──────── Page

Re: [PATCH v11 00/22] gpu: nova-core: firmware: Hopper/Blackwell support

From: John Hubbard

Date: Fri May 29 2026 - 23:30:36 EST


Shoot, I seem to have used the older, now-wrong script to send this, because
I've only Cc'd rust-for-linux, and left out our nice new nova-gpu@xxxxxxxxxxxxxxx
mailing list.

I'll +Cc nova-gpu@xxxxxxxxxxxxxxx just on this cover letter, for now. I hope
this didn't mess up anyone's inbox too badly.

thanks,
John Hubbard

On 5/29/26 8:09 PM, John Hubbard wrote:
> Changes in v11:
>
> * Made the FSP messaging path sound. The FSP falcon's EMEM window is a
> stateful register pair (program an offset, then touch the data
> register), so modeling it as a stateless I/O region let aliasing
> accesses corrupt each other's offset with no unsafe at the call site.
> The EMEM accessors and the send/receive helpers now take &mut self, so
> the falcon handle is the exclusive token for an in-flight exchange,
> and the unsafe Io/IoCapable impls and their unreachable! bounds checks
> are gone. The accessors now program the EMEM offset once and stream
> through the data register using the falcon's auto-increment, matching
> Open RM, instead of re-programming the offset for every word.

────────────────

## What you are asked to do
Condense the paragraph in the patch email above that starts "Made the FSP messaging path sound" into a short bulleted list that keeps its main facts.

──────── Information shown

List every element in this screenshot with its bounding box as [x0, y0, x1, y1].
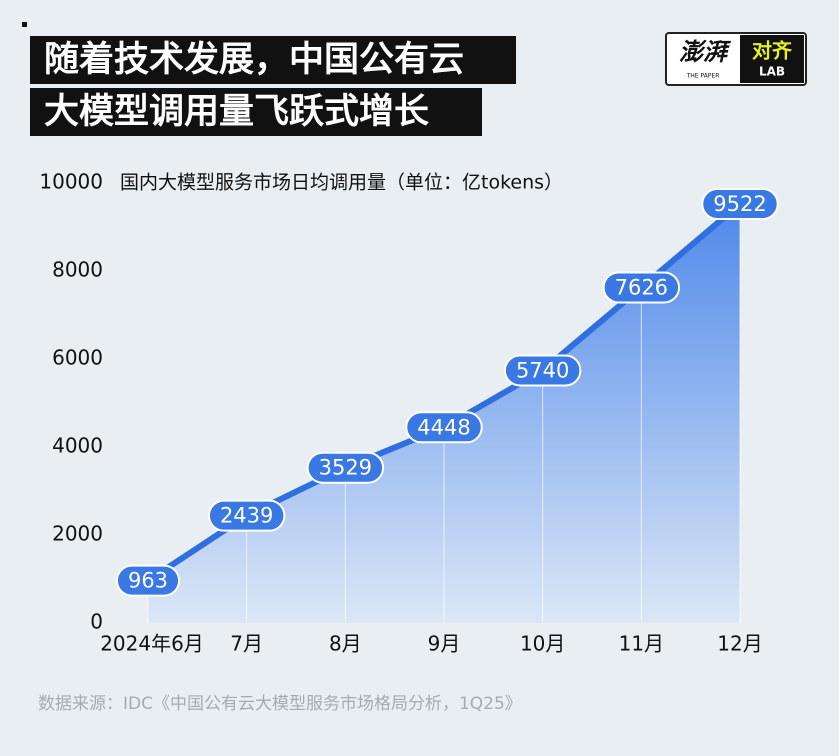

────────────────

## Result below
- The FSP messaging path is now sound.
- The FSP falcon's EMEM window is a stateful register pair: first an offset is programmed, then the data register is touched.
- Modeling it as a stateless I/O region let aliasing accesses corrupt each other's offset, with no unsafe at the call site.
- The EMEM accessors and the send/receive helpers now take &mut self, so the falcon handle is the exclusive token for an in-flight exchange.
- The unsafe Io/IoCapable impls and their unreachable! bounds checks are gone.
- The accessors now program the EMEM offset once and stream through the data register using the falcon's auto-increment, matching Open RM, instead of re-programming the offset for every word.